■ **Task**
Out of the lines below, please list those that hold the string "已知抛物线".

■ **Data**
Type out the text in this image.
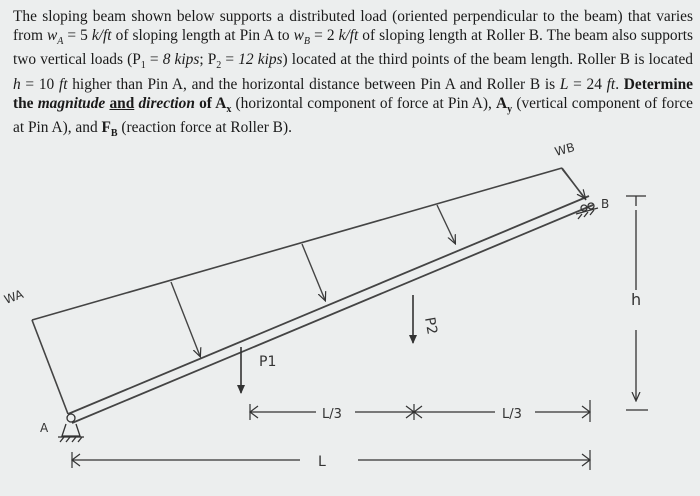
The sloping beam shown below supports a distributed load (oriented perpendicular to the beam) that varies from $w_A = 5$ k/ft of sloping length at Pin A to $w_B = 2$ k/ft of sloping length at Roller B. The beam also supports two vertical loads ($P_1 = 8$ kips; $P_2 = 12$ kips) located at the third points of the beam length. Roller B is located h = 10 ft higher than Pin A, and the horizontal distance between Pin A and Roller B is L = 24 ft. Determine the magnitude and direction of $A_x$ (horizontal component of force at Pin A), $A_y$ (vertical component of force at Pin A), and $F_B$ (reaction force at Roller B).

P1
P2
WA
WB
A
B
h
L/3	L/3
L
* * *
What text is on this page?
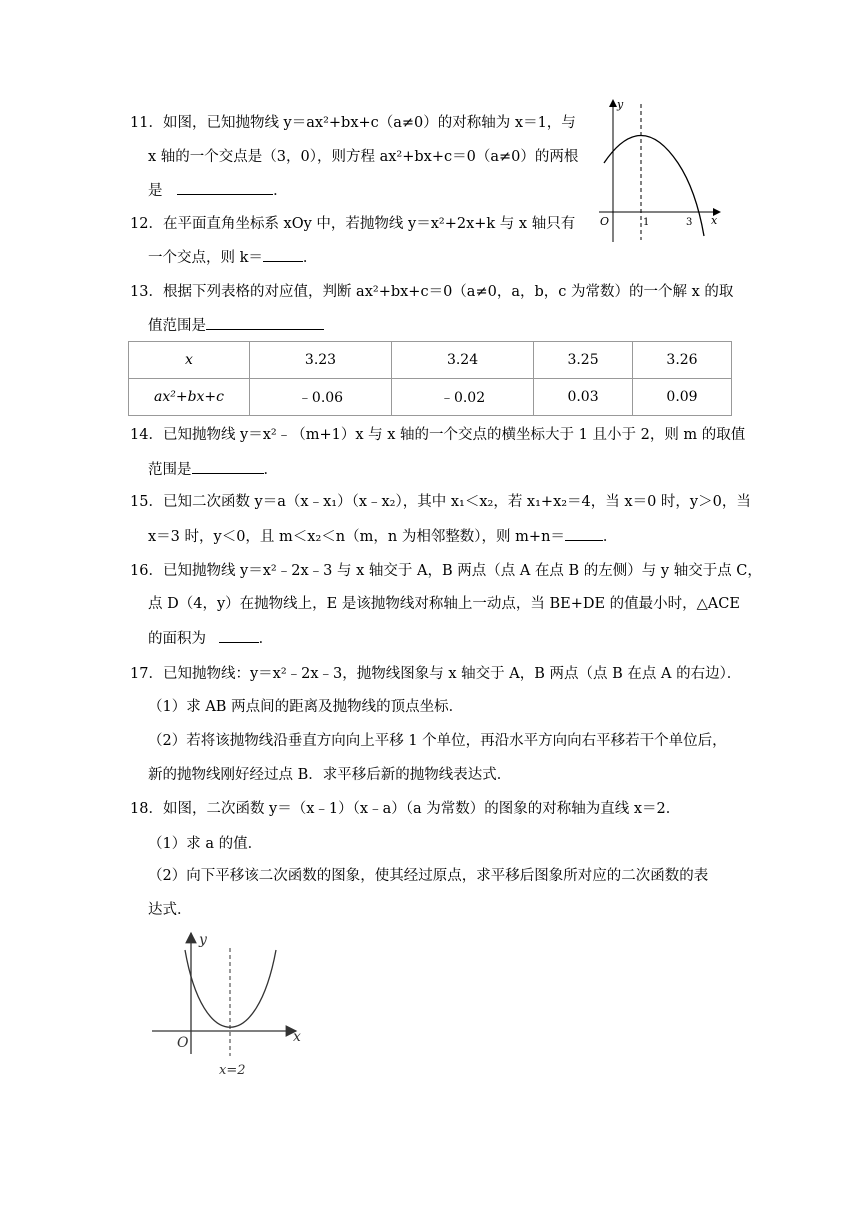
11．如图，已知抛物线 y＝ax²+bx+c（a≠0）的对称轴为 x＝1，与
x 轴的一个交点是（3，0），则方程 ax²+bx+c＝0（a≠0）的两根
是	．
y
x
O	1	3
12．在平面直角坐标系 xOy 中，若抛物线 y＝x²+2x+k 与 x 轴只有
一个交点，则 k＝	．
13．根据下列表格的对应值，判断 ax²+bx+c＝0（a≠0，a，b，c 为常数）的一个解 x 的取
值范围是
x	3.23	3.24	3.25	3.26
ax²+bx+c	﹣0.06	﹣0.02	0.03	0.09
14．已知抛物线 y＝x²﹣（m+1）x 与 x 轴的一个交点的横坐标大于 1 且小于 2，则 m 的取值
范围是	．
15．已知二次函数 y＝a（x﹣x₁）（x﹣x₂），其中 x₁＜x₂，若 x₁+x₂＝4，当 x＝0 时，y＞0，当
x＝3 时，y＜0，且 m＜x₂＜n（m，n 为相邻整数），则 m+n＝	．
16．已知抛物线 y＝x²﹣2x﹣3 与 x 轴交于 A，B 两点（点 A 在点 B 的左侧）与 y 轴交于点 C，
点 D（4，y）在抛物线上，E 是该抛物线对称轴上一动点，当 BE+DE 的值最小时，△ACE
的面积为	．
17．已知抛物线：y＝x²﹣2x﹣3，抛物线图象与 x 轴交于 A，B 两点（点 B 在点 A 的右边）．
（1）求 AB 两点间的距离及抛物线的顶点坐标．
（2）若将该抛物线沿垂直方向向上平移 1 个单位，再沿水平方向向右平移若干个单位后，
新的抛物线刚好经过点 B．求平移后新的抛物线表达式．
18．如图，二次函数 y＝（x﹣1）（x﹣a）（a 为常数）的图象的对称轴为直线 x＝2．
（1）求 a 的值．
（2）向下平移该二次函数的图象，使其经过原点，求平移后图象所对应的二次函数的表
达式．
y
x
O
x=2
==
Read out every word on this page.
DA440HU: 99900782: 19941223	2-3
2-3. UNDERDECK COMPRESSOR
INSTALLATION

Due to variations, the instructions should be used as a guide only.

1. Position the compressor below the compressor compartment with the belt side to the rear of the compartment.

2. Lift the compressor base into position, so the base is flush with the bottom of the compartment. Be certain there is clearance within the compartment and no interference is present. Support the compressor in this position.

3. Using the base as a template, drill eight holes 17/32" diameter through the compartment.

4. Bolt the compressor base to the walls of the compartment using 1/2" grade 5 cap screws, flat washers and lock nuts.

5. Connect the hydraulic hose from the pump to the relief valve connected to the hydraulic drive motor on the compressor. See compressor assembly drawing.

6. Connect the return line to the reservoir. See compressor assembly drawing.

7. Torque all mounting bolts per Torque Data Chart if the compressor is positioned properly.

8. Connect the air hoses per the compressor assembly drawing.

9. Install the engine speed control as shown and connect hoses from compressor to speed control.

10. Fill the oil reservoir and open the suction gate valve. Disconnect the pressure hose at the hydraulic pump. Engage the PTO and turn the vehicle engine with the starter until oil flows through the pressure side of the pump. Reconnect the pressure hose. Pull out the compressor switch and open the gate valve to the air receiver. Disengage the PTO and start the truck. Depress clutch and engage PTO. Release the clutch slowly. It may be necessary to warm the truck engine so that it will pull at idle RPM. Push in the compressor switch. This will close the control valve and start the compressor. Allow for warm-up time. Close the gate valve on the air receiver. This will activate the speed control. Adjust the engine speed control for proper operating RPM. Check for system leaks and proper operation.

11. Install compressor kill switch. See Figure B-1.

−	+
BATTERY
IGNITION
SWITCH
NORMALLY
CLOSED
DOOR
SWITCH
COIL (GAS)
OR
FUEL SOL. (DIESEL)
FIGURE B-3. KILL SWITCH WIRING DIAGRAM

■ **Final result**
11．如图，已知抛物线 y＝ax²+bx+c（a≠0）的对称轴为 x＝1，与
14．已知抛物线 y＝x²﹣（m+1）x 与 x 轴的一个交点的横坐标大于 1 且小于 2，则 m 的取值
16．已知抛物线 y＝x²﹣2x﹣3 与 x 轴交于 A，B 两点（点 A 在点 B 的左侧）与 y 轴交于点 C，
17．已知抛物线：y＝x²﹣2x﹣3，抛物线图象与 x 轴交于 A，B 两点（点 B 在点 A 的右边）．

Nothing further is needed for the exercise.